Starting with the 1999 session, the Oklahoma House of Representatives has imposed
on itself a rule limiting the number of House bills and joint resolutions that can
be introduced by members. Rule 8, Section 2(b) limits to eight the number of House
bills or joint resolutions that members may introduce as principal author in any
session (including special sessions). Exceptions are made for measures containing
appropriations matters filed by the chair of the House Appropriations and Budget
Committee, duplicate section bills, sunset measures, reapportionment bills, measures
disapproving or approving agency rules, and measures authorized by the Speaker.
The implementation of this rule will require House members to more closely manage
their bill requests so that they do not find themselves unable to introduce what
they consider the most important measures that they have requested.
Each bill contains the names of its legislative sponsors and a title explaining
its provisions. The title always begins with the phrase “An Act relating to . .
. .” This is because Article V, Section 57 of the Oklahoma Constitution requires
that every act, with certain exceptions such as general appropriation bills, shall
embrace one subject. It is very important that the title is complete since the courts
may invalidate provisions not included in the title when it becomes law. The staff
is trained to write complete titles.
With the shortened sessions and tight legislative deadlines, the majority of the
House bills introduced in the House of Representatives are prefiled. Joint rules
establish the final day for requesting legislation for the joint deadlines for the
1999 and 2000 sessions are found on page 8.

**SOURCE MATERIAL:**
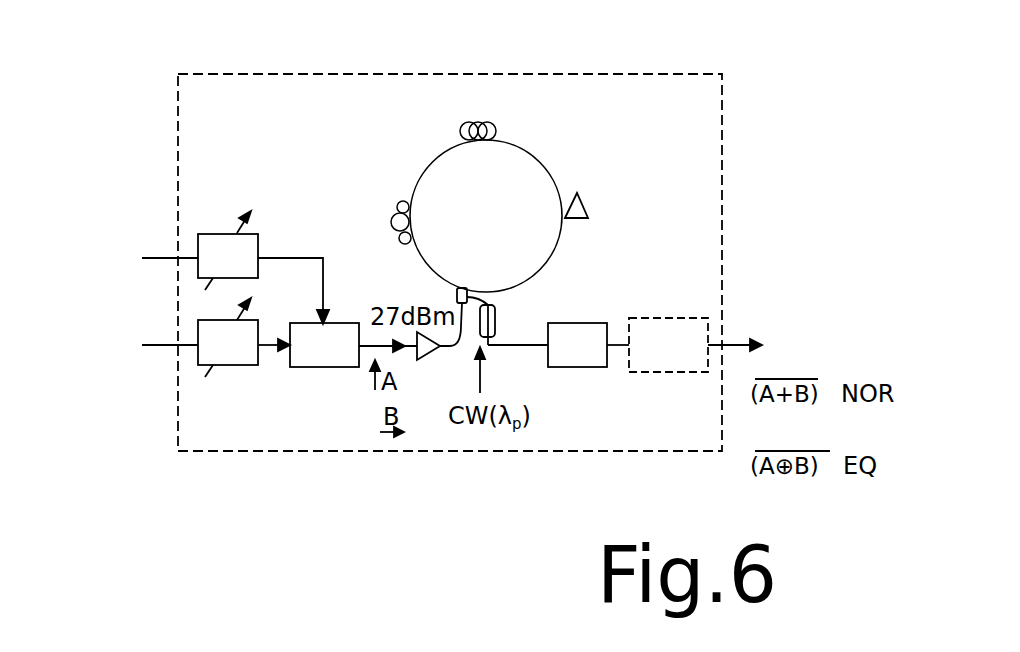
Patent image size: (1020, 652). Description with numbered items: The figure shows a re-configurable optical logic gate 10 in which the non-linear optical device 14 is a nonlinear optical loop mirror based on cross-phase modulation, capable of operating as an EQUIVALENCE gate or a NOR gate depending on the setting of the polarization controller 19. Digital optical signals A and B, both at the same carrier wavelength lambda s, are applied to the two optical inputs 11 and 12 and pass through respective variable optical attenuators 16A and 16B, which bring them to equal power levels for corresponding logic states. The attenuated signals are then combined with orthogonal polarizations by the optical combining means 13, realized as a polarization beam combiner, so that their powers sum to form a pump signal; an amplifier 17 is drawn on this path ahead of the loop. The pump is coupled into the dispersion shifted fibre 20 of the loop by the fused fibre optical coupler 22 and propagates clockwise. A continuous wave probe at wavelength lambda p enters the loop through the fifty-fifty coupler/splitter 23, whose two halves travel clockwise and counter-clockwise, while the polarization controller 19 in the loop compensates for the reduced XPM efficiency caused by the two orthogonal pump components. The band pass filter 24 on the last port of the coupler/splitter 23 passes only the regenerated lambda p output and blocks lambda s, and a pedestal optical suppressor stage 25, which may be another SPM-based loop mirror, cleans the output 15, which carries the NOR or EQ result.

**TASK STATEMENT:**
According to the text on Oklahoma House bill rules, how many House bills or joint resolutions may a member introduce as principal author in any session? Please answer briefly.

**COMPLETED TASK:**
Eight.